Output the lines that follow exactly as they are.

─── DATA ───

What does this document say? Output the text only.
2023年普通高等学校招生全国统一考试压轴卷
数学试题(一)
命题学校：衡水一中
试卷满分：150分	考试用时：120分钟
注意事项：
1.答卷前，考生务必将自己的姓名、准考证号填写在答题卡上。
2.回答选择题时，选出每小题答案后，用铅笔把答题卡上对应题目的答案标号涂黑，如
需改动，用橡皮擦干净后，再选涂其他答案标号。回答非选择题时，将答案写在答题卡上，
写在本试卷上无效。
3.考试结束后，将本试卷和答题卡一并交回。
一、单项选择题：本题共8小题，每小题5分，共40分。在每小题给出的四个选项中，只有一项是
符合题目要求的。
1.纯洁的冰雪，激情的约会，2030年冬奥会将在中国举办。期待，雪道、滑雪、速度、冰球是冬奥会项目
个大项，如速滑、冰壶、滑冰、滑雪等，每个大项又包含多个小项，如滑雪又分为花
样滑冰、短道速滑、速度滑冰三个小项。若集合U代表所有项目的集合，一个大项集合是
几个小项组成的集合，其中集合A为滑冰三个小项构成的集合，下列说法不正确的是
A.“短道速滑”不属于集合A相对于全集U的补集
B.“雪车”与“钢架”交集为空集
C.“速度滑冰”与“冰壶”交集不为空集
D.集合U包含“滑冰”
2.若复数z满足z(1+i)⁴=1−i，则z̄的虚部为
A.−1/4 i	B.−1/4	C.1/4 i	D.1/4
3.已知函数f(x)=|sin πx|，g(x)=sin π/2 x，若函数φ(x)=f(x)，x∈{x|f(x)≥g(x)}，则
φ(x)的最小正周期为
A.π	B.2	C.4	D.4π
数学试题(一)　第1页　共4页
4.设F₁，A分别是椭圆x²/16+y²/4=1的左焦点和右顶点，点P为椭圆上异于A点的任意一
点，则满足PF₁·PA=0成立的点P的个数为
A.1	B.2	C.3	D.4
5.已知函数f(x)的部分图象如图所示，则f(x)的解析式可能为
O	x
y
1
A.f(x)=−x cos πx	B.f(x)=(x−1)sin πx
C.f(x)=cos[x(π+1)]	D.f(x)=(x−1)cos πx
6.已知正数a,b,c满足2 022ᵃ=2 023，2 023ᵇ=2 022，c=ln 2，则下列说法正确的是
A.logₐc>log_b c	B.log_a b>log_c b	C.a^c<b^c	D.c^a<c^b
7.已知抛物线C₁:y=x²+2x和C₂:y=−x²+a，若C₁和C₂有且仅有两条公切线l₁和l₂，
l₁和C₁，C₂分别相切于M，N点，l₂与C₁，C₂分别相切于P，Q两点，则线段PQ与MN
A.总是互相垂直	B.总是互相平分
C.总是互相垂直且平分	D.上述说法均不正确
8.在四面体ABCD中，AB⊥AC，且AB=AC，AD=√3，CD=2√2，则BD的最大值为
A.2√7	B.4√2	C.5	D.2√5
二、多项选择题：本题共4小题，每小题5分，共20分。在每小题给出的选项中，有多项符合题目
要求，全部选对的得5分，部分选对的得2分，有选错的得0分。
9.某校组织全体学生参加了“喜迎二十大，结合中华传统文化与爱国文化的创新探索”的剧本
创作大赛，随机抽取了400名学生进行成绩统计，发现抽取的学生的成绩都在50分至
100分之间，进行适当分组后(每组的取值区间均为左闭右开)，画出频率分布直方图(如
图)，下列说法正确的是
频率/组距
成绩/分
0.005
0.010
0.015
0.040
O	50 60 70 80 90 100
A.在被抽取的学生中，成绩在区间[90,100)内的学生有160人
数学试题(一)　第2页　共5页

───

WORKED ANSWER
What does this document say? Output the text only.
2023年普通高等学校招生全国统一考试压轴卷
数学试题(一)
命题学校：衡水一中
试卷满分：150分	考试用时：120分钟
注意事项：
1.答卷前，考生务必将自己的姓名、准考证号填写在答题卡上。
2.回答选择题时，选出每小题答案后，用铅笔把答题卡上对应题目的答案标号涂黑，如
需改动，用橡皮擦干净后，再选涂其他答案标号。回答非选择题时，将答案写在答题卡上，
写在本试卷上无效。
3.考试结束后，将本试卷和答题卡一并交回。
一、单项选择题：本题共8小题，每小题5分，共40分。在每小题给出的四个选项中，只有一项是
符合题目要求的。
1.纯洁的冰雪，激情的约会，2030年冬奥会将在中国举办。期待，雪道、滑雪、速度、冰球是冬奥会项目
个大项，如速滑、冰壶、滑冰、滑雪等，每个大项又包含多个小项，如滑雪又分为花
样滑冰、短道速滑、速度滑冰三个小项。若集合U代表所有项目的集合，一个大项集合是
几个小项组成的集合，其中集合A为滑冰三个小项构成的集合，下列说法不正确的是
A.“短道速滑”不属于集合A相对于全集U的补集
B.“雪车”与“钢架”交集为空集
C.“速度滑冰”与“冰壶”交集不为空集
D.集合U包含“滑冰”
2.若复数z满足z(1+i)⁴=1−i，则z̄的虚部为
A.−1/4 i	B.−1/4	C.1/4 i	D.1/4
3.已知函数f(x)=|sin πx|，g(x)=sin π/2 x，若函数φ(x)=f(x)，x∈{x|f(x)≥g(x)}，则
φ(x)的最小正周期为
A.π	B.2	C.4	D.4π
数学试题(一)　第1页　共4页
4.设F₁，A分别是椭圆x²/16+y²/4=1的左焦点和右顶点，点P为椭圆上异于A点的任意一
点，则满足PF₁·PA=0成立的点P的个数为
A.1	B.2	C.3	D.4
5.已知函数f(x)的部分图象如图所示，则f(x)的解析式可能为
O	x
y
1
A.f(x)=−x cos πx	B.f(x)=(x−1)sin πx
C.f(x)=cos[x(π+1)]	D.f(x)=(x−1)cos πx
6.已知正数a,b,c满足2 022ᵃ=2 023，2 023ᵇ=2 022，c=ln 2，则下列说法正确的是
A.logₐc>log_b c	B.log_a b>log_c b	C.a^c<b^c	D.c^a<c^b
7.已知抛物线C₁:y=x²+2x和C₂:y=−x²+a，若C₁和C₂有且仅有两条公切线l₁和l₂，
l₁和C₁，C₂分别相切于M，N点，l₂与C₁，C₂分别相切于P，Q两点，则线段PQ与MN
A.总是互相垂直	B.总是互相平分
C.总是互相垂直且平分	D.上述说法均不正确
8.在四面体ABCD中，AB⊥AC，且AB=AC，AD=√3，CD=2√2，则BD的最大值为
A.2√7	B.4√2	C.5	D.2√5
二、多项选择题：本题共4小题，每小题5分，共20分。在每小题给出的选项中，有多项符合题目
要求，全部选对的得5分，部分选对的得2分，有选错的得0分。
9.某校组织全体学生参加了“喜迎二十大，结合中华传统文化与爱国文化的创新探索”的剧本
创作大赛，随机抽取了400名学生进行成绩统计，发现抽取的学生的成绩都在50分至
100分之间，进行适当分组后(每组的取值区间均为左闭右开)，画出频率分布直方图(如
图)，下列说法正确的是
频率/组距
成绩/分
0.005
0.010
0.015
0.040
O	50 60 70 80 90 100
A.在被抽取的学生中，成绩在区间[90,100)内的学生有160人
数学试题(一)　第2页　共5页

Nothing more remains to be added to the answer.